EXERCISE AIM:
Set out every line bearing the string "name".
***** MATERIAL PROVIDED *****
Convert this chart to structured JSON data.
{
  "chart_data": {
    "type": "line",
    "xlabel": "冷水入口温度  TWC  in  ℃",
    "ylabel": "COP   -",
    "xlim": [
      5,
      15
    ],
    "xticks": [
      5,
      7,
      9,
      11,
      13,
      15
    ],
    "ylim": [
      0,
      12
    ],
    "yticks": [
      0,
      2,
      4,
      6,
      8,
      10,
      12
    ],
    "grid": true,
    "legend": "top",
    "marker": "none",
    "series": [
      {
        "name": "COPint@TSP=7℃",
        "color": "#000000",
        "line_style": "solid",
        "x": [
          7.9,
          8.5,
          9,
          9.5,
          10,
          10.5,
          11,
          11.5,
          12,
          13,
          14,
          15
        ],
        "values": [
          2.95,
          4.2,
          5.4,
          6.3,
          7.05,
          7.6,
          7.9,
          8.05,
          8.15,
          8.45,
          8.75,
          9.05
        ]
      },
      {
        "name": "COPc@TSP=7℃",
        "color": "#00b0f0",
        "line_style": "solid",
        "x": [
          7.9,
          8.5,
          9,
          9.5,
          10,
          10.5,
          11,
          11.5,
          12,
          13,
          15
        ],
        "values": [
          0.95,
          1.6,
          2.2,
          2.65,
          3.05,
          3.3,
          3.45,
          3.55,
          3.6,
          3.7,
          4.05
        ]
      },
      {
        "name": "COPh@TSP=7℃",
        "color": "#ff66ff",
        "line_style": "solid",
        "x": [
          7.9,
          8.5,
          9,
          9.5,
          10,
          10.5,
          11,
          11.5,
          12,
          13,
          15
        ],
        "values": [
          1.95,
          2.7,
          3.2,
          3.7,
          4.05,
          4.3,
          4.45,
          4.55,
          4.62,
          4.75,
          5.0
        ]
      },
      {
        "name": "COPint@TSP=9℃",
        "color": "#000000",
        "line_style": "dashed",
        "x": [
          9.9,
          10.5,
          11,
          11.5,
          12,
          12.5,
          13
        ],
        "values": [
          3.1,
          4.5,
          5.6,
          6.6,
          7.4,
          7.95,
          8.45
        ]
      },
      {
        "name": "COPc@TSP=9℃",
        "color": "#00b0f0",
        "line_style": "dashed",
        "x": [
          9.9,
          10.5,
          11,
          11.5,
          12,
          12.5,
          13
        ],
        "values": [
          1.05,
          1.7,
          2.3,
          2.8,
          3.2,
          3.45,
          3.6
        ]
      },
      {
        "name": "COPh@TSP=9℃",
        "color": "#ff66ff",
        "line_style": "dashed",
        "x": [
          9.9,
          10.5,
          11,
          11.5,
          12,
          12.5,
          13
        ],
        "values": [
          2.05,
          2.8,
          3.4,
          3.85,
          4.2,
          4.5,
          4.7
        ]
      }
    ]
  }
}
*****
PROBLEM SOLUTION:
        "name": "COPint@TSP=7℃",
        "name": "COPc@TSP=7℃",
        "name": "COPh@TSP=7℃",
        "name": "COPint@TSP=9℃",
        "name": "COPc@TSP=9℃",
        "name": "COPh@TSP=9℃",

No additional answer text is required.